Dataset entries

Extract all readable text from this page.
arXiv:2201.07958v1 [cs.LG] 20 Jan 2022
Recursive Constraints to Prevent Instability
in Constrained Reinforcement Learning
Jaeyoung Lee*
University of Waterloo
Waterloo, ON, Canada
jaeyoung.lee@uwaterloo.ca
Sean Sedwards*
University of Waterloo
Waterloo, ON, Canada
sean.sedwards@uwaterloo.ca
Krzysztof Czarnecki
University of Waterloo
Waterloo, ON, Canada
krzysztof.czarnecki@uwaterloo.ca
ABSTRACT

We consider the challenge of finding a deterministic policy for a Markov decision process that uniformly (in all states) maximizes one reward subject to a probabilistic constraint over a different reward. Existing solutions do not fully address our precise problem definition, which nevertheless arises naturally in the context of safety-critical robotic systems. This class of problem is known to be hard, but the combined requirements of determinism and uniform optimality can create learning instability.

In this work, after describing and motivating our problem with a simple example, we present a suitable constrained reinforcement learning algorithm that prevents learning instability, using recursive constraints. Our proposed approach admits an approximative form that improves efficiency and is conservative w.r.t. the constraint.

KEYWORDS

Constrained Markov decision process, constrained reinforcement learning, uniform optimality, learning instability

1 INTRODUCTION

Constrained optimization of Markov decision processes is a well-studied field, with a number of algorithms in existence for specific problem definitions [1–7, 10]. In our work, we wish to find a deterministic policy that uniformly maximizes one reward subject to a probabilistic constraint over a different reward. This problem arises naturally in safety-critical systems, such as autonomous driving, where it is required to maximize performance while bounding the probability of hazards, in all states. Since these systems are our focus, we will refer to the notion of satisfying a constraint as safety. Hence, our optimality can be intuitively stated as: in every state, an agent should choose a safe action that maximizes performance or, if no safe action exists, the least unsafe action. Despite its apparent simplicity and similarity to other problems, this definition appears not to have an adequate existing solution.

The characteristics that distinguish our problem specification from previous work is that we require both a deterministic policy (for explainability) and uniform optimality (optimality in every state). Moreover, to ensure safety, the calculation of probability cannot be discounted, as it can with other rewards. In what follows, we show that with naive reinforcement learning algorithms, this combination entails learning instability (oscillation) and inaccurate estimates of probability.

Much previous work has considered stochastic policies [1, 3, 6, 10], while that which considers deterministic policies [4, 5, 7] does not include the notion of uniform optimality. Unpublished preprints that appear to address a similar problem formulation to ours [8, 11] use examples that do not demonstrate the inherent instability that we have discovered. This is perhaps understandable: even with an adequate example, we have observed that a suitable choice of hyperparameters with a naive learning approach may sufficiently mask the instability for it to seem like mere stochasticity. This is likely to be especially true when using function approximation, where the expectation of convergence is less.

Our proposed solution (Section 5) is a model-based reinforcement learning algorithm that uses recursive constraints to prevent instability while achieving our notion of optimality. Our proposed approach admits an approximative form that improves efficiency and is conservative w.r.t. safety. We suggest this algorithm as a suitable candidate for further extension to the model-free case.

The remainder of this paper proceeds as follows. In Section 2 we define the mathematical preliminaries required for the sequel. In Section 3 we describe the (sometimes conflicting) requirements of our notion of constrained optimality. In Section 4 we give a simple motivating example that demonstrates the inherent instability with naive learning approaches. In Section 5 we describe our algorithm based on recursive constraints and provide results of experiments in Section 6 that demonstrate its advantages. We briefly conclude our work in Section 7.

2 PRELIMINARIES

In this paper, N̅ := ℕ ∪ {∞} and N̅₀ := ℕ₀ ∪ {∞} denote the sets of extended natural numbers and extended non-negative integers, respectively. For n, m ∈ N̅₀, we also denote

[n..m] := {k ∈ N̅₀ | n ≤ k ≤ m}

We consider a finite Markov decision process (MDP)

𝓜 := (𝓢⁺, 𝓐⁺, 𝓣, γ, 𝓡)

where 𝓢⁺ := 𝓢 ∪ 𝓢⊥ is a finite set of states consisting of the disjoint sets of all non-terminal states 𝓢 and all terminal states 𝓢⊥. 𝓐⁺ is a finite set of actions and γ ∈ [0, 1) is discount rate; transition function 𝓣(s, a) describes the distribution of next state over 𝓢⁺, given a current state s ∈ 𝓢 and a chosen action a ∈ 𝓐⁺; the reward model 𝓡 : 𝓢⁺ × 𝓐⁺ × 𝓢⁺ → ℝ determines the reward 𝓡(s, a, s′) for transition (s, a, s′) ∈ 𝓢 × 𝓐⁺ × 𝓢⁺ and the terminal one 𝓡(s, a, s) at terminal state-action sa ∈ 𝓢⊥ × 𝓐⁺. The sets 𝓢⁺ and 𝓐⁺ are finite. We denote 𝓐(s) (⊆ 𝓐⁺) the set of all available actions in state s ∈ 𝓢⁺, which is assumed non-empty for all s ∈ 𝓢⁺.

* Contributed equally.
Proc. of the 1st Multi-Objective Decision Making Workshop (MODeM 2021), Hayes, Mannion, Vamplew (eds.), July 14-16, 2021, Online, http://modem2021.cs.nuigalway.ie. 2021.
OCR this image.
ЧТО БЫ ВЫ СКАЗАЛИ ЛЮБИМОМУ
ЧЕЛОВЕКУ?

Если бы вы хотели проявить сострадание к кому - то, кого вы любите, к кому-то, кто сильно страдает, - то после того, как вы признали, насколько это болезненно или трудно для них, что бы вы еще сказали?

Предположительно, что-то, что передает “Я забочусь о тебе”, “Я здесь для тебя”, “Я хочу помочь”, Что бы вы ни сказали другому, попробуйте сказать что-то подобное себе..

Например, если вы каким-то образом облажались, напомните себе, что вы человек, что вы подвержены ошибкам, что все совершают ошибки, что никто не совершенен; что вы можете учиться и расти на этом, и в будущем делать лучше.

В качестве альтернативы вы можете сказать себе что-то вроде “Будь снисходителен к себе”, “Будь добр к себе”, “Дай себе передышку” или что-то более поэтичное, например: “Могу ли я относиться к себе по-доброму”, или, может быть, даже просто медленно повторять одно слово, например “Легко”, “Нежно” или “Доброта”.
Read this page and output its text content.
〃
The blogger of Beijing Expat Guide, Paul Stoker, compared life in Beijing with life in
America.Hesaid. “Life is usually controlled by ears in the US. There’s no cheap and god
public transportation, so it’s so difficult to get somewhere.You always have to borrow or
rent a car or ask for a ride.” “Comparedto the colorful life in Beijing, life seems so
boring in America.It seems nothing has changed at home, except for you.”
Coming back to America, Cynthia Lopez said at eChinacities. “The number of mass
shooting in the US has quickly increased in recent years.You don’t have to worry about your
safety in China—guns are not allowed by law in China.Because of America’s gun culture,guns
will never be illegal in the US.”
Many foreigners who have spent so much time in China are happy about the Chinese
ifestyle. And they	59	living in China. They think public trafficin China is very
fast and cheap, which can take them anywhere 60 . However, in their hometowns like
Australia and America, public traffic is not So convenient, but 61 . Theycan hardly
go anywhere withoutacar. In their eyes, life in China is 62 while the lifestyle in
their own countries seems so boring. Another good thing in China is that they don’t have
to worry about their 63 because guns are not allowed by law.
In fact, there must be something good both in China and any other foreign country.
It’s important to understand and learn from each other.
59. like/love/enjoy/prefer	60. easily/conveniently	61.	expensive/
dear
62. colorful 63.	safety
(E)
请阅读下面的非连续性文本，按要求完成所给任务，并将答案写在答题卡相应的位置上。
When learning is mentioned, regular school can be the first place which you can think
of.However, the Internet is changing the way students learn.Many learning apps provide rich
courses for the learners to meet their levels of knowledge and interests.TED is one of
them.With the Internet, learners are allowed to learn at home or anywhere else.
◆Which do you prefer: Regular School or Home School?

The task: In the records above, how many lines contain the word "colorful"? Give the number alone.

Output of the task: 2